Repeat the records verbatim and leave the pictures out of your copy.

PROVIDED DATA –
+ + + + +

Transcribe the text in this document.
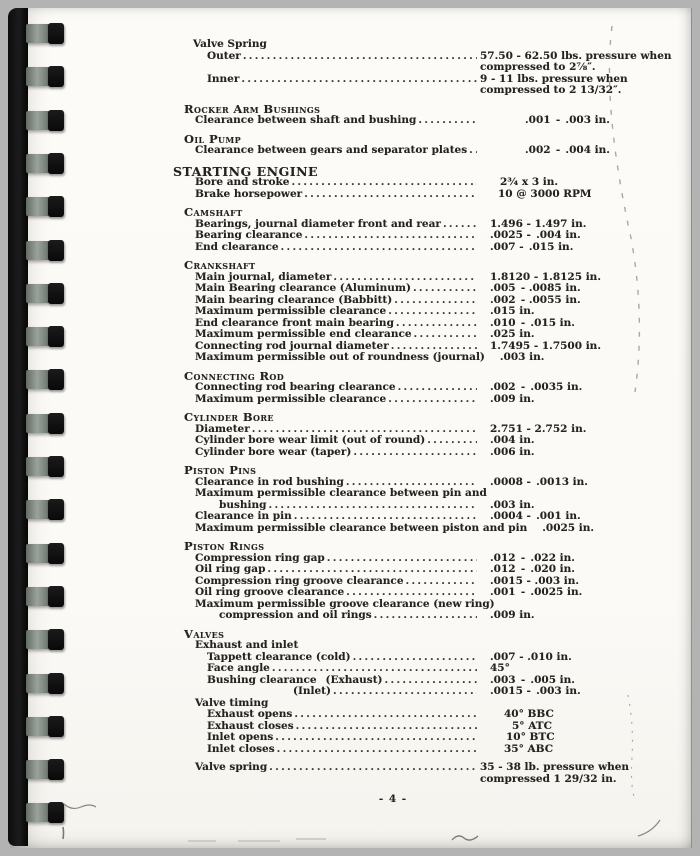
Valve Spring
Outer .....	57.50 - 62.50 lbs. pressure when compressed to 2⅞″.
Inner .....	9 - 11 lbs. pressure when compressed to 2 13/32″.
Rocker Arm Bushings
Clearance between shaft and bushing .....	.001 - .003 in.
Oil Pump
Clearance between gears and separator plates .....	.002 - .004 in.
STARTING ENGINE
Bore and stroke .....	2¾ x 3 in.
Brake horsepower .....	10 @ 3000 RPM
Camshaft
Bearings, journal diameter front and rear .....	1.496 - 1.497 in.
Bearing clearance .....	.0025 - .004 in.
End clearance .....	.007 - .015 in.
Crankshaft
Main journal, diameter .....	1.8120 - 1.8125 in.
Main Bearing clearance (Aluminum) .....	.005 - .0085 in.
Main bearing clearance (Babbitt) .....	.002 - .0055 in.
Maximum permissible clearance .....	.015 in.
End clearance front main bearing .....	.010 - .015 in.
Maximum permissible end clearance .....	.025 in.
Connecting rod journal diameter .....	1.7495 - 1.7500 in.
Maximum permissible out of roundness (journal)	.003 in.
Connecting Rod
Connecting rod bearing clearance .....	.002 - .0035 in.
Maximum permissible clearance .....	.009 in.
Cylinder Bore
Diameter .....	2.751 - 2.752 in.
Cylinder bore wear limit (out of round) .....	.004 in.
Cylinder bore wear (taper) .....	.006 in.
Piston Pins
Clearance in rod bushing .....	.0008 - .0013 in.
Maximum permissible clearance between pin and
bushing .....	.003 in.
Clearance in pin .....	.0004 - .001 in.
Maximum permissible clearance between piston and pin	.0025 in.
Piston Rings
Compression ring gap .....	.012 - .022 in.
Oil ring gap .....	.012 - .020 in.
Compression ring groove clearance .....	.0015 - .003 in.
Oil ring groove clearance .....	.001 - .0025 in.
Maximum permissible groove clearance (new ring)
compression and oil rings .....	.009 in.
Valves
Exhaust and inlet
Tappett clearance (cold) .....	.007 - .010 in.
Face angle .....	45°
Bushing clearance  (Exhaust) .....	.003 - .005 in.
(Inlet) .....	.0015 - .003 in.
Valve timing
Exhaust opens .....	40° BBC
Exhaust closes .....	5° ATC
Inlet opens .....	10° BTC
Inlet closes .....	35° ABC
Valve spring .....	35 - 38 lb. pressure when compressed 1 29/32 in.
- 4 -
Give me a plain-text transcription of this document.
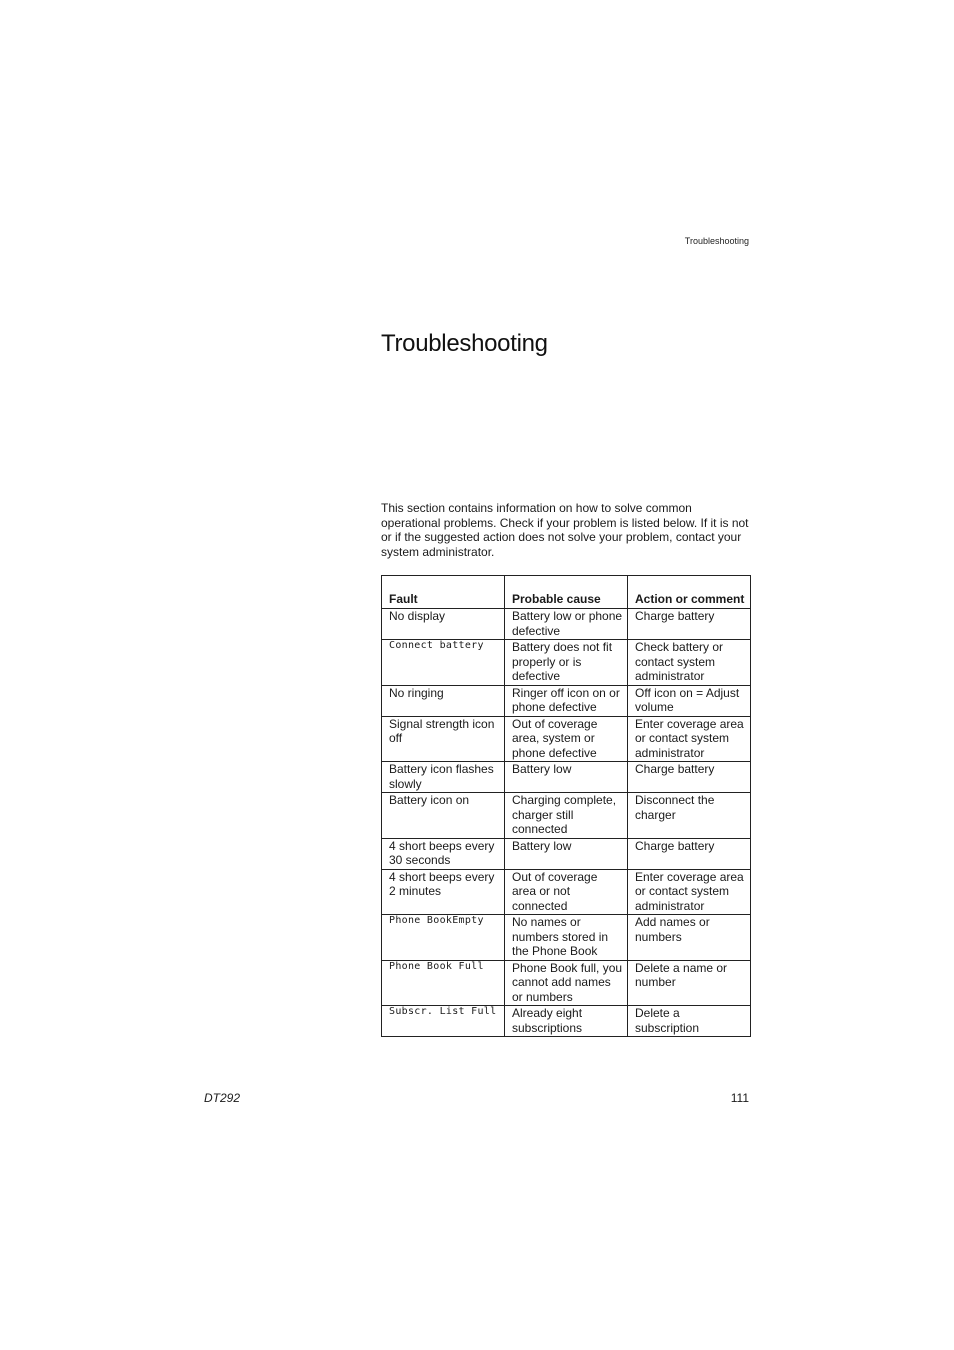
Troubleshooting
Troubleshooting

This section contains information on how to solve common operational problems. Check if your problem is listed below. If it is not or if the suggested action does not solve your problem, contact your system administrator.

Fault	Probable cause	Action or comment
No display	Battery low or phone defective	Charge battery

Connect battery	Battery does not fit properly or is defective	Check battery or contact system administrator
No ringing	Ringer off icon on or phone defective	Off icon on = Adjust volume
Signal strength icon off	Out of coverage area, system or phone defective	Enter coverage area or contact system administrator
Battery icon flashes slowly	Battery low	Charge battery
Battery icon on	Charging complete, charger still connected	Disconnect the charger
4 short beeps every 30 seconds	Battery low	Charge battery
4 short beeps every 2 minutes	Out of coverage area or not connected	Enter coverage area or contact system administrator

Phone BookEmpty	No names or numbers stored in the Phone Book	Add names or numbers

Phone Book Full	Phone Book full, you cannot add names or numbers	Delete a name or number

Subscr. List Full	Already eight subscriptions	Delete a subscription
DT292	111
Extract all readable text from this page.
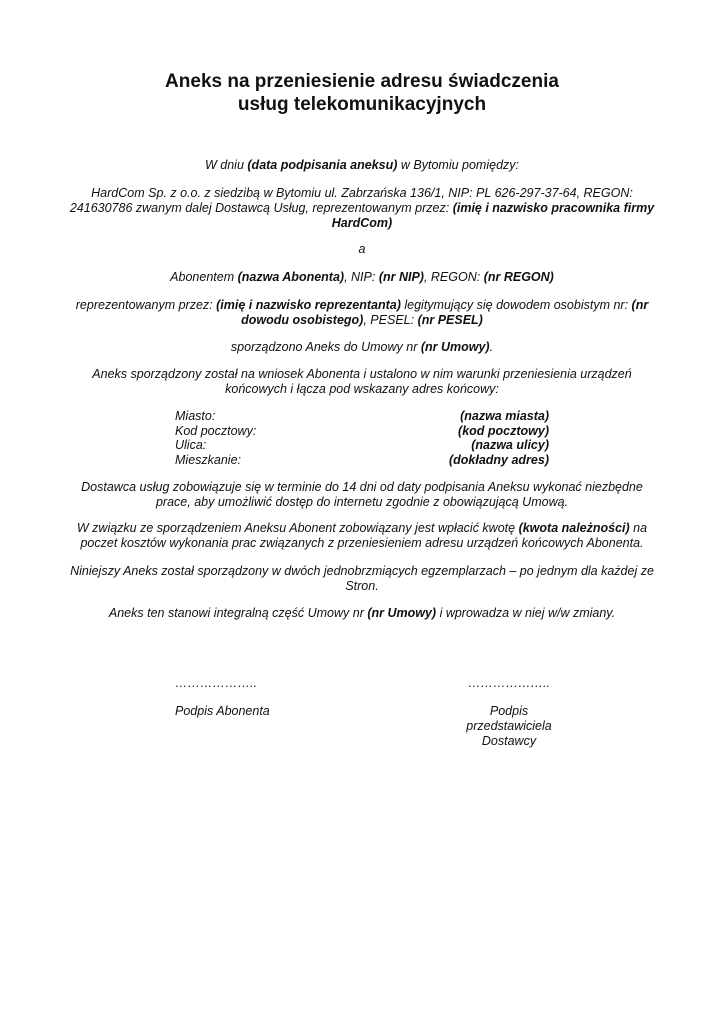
Aneks na przeniesienie adresu świadczenia
usług telekomunikacyjnych

W dniu (data podpisania aneksu) w Bytomiu pomiędzy:

HardCom Sp. z o.o. z siedzibą w Bytomiu ul. Zabrzańska 136/1, NIP: PL 626-297-37-64, REGON: 241630786 zwanym dalej Dostawcą Usług, reprezentowanym przez: (imię i nazwisko pracownika firmy HardCom)

a

Abonentem (nazwa Abonenta), NIP: (nr NIP), REGON: (nr REGON)

reprezentowanym przez: (imię i nazwisko reprezentanta) legitymujący się dowodem osobistym nr: (nr dowodu osobistego), PESEL: (nr PESEL)

sporządzono Aneks do Umowy nr (nr Umowy).

Aneks sporządzony został na wniosek Abonenta i ustalono w nim warunki przeniesienia urządzeń końcowych i łącza pod wskazany adres końcowy:

Miasto:	(nazwa miasta)
Kod pocztowy:	(kod pocztowy)
Ulica:	(nazwa ulicy)
Mieszkanie:	(dokładny adres)

Dostawca usług zobowiązuje się w terminie do 14 dni od daty podpisania Aneksu wykonać niezbędne prace, aby umożliwić dostęp do internetu zgodnie z obowiązującą Umową.

W związku ze sporządzeniem Aneksu Abonent zobowiązany jest wpłacić kwotę (kwota należności) na poczet kosztów wykonania prac związanych z przeniesieniem adresu urządzeń końcowych Abonenta.

Niniejszy Aneks został sporządzony w dwóch jednobrzmiących egzemplarzach – po jednym dla każdej ze Stron.

Aneks ten stanowi integralną część Umowy nr (nr Umowy) i wprowadza w niej w/w zmiany.

………………..
Podpis Abonenta
………………..
Podpis przedstawiciela Dostawcy
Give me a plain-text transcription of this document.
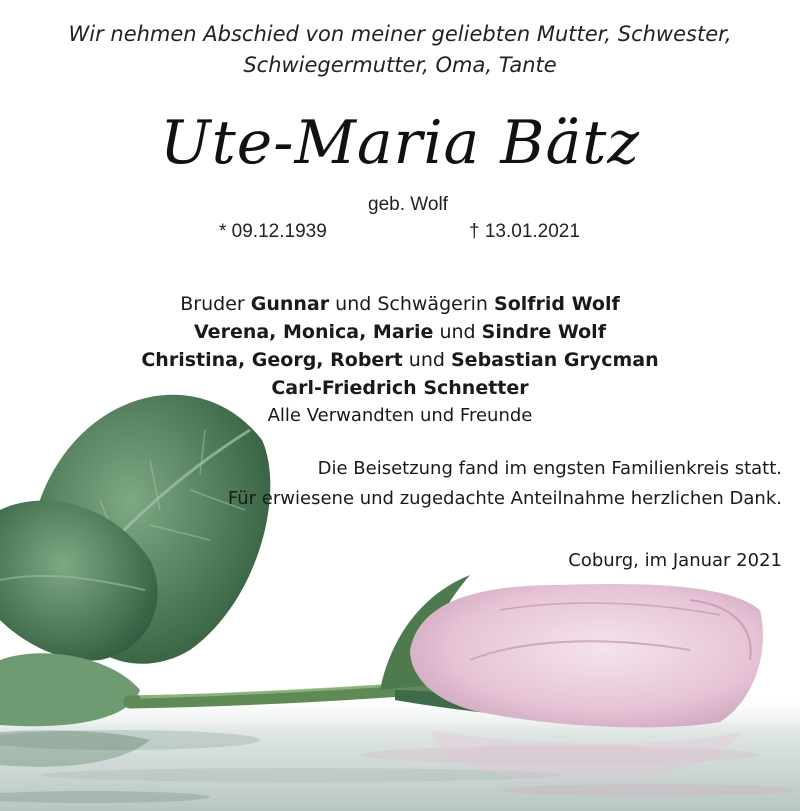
Wir nehmen Abschied von meiner geliebten Mutter, Schwester,
Schwiegermutter, Oma, Tante
Ute-Maria Bätz
geb. Wolf
* 09.12.1939	† 13.01.2021
Bruder Gunnar und Schwägerin Solfrid Wolf
Verena, Monica, Marie und Sindre Wolf
Christina, Georg, Robert und Sebastian Grycman
Carl-Friedrich Schnetter
Alle Verwandten und Freunde
Die Beisetzung fand im engsten Familienkreis statt.
Für erwiesene und zugedachte Anteilnahme herzlichen Dank.
Coburg, im Januar 2021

+ + + + +

WORKED ANSWER –
Transcribe the text in this document.
Valve Spring
Outer .....	57.50 - 62.50 lbs. pressure when compressed to 2⅞″.
Inner .....	9 - 11 lbs. pressure when compressed to 2 13/32″.
Rocker Arm Bushings
Clearance between shaft and bushing .....	.001 - .003 in.
Oil Pump
Clearance between gears and separator plates .....	.002 - .004 in.
STARTING ENGINE
Bore and stroke .....	2¾ x 3 in.
Brake horsepower .....	10 @ 3000 RPM
Camshaft
Bearings, journal diameter front and rear .....	1.496 - 1.497 in.
Bearing clearance .....	.0025 - .004 in.
End clearance .....	.007 - .015 in.
Crankshaft
Main journal, diameter .....	1.8120 - 1.8125 in.
Main Bearing clearance (Aluminum) .....	.005 - .0085 in.
Main bearing clearance (Babbitt) .....	.002 - .0055 in.
Maximum permissible clearance .....	.015 in.
End clearance front main bearing .....	.010 - .015 in.
Maximum permissible end clearance .....	.025 in.
Connecting rod journal diameter .....	1.7495 - 1.7500 in.
Maximum permissible out of roundness (journal)	.003 in.
Connecting Rod
Connecting rod bearing clearance .....	.002 - .0035 in.
Maximum permissible clearance .....	.009 in.
Cylinder Bore
Diameter .....	2.751 - 2.752 in.
Cylinder bore wear limit (out of round) .....	.004 in.
Cylinder bore wear (taper) .....	.006 in.
Piston Pins
Clearance in rod bushing .....	.0008 - .0013 in.
Maximum permissible clearance between pin and
bushing .....	.003 in.
Clearance in pin .....	.0004 - .001 in.
Maximum permissible clearance between piston and pin	.0025 in.
Piston Rings
Compression ring gap .....	.012 - .022 in.
Oil ring gap .....	.012 - .020 in.
Compression ring groove clearance .....	.0015 - .003 in.
Oil ring groove clearance .....	.001 - .0025 in.
Maximum permissible groove clearance (new ring)
compression and oil rings .....	.009 in.
Valves
Exhaust and inlet
Tappett clearance (cold) .....	.007 - .010 in.
Face angle .....	45°
Bushing clearance  (Exhaust) .....	.003 - .005 in.
(Inlet) .....	.0015 - .003 in.
Valve timing
Exhaust opens .....	40° BBC
Exhaust closes .....	5° ATC
Inlet opens .....	10° BTC
Inlet closes .....	35° ABC
Valve spring .....	35 - 38 lb. pressure when compressed 1 29/32 in.
- 4 -
Give me a plain-text transcription of this document.
Troubleshooting
Troubleshooting

This section contains information on how to solve common operational problems. Check if your problem is listed below. If it is not or if the suggested action does not solve your problem, contact your system administrator.

Fault	Probable cause	Action or comment
No display	Battery low or phone defective	Charge battery

Connect battery	Battery does not fit properly or is defective	Check battery or contact system administrator
No ringing	Ringer off icon on or phone defective	Off icon on = Adjust volume
Signal strength icon off	Out of coverage area, system or phone defective	Enter coverage area or contact system administrator
Battery icon flashes slowly	Battery low	Charge battery
Battery icon on	Charging complete, charger still connected	Disconnect the charger
4 short beeps every 30 seconds	Battery low	Charge battery
4 short beeps every 2 minutes	Out of coverage area or not connected	Enter coverage area or contact system administrator

Phone BookEmpty	No names or numbers stored in the Phone Book	Add names or numbers

Phone Book Full	Phone Book full, you cannot add names or numbers	Delete a name or number

Subscr. List Full	Already eight subscriptions	Delete a subscription
DT292	111
Extract all readable text from this page.
Aneks na przeniesienie adresu świadczenia
usług telekomunikacyjnych

W dniu (data podpisania aneksu) w Bytomiu pomiędzy:

HardCom Sp. z o.o. z siedzibą w Bytomiu ul. Zabrzańska 136/1, NIP: PL 626-297-37-64, REGON: 241630786 zwanym dalej Dostawcą Usług, reprezentowanym przez: (imię i nazwisko pracownika firmy HardCom)

a

Abonentem (nazwa Abonenta), NIP: (nr NIP), REGON: (nr REGON)

reprezentowanym przez: (imię i nazwisko reprezentanta) legitymujący się dowodem osobistym nr: (nr dowodu osobistego), PESEL: (nr PESEL)

sporządzono Aneks do Umowy nr (nr Umowy).

Aneks sporządzony został na wniosek Abonenta i ustalono w nim warunki przeniesienia urządzeń końcowych i łącza pod wskazany adres końcowy:

Miasto:	(nazwa miasta)
Kod pocztowy:	(kod pocztowy)
Ulica:	(nazwa ulicy)
Mieszkanie:	(dokładny adres)

Dostawca usług zobowiązuje się w terminie do 14 dni od daty podpisania Aneksu wykonać niezbędne prace, aby umożliwić dostęp do internetu zgodnie z obowiązującą Umową.

W związku ze sporządzeniem Aneksu Abonent zobowiązany jest wpłacić kwotę (kwota należności) na poczet kosztów wykonania prac związanych z przeniesieniem adresu urządzeń końcowych Abonenta.

Niniejszy Aneks został sporządzony w dwóch jednobrzmiących egzemplarzach – po jednym dla każdej ze Stron.

Aneks ten stanowi integralną część Umowy nr (nr Umowy) i wprowadza w niej w/w zmiany.

………………..
Podpis Abonenta
………………..
Podpis przedstawiciela Dostawcy
Give me a plain-text transcription of this document.
Wir nehmen Abschied von meiner geliebten Mutter, Schwester,
Schwiegermutter, Oma, Tante
Ute-Maria Bätz
geb. Wolf
* 09.12.1939	† 13.01.2021
Bruder Gunnar und Schwägerin Solfrid Wolf
Verena, Monica, Marie und Sindre Wolf
Christina, Georg, Robert und Sebastian Grycman
Carl-Friedrich Schnetter
Alle Verwandten und Freunde
Die Beisetzung fand im engsten Familienkreis statt.
Für erwiesene und zugedachte Anteilnahme herzlichen Dank.
Coburg, im Januar 2021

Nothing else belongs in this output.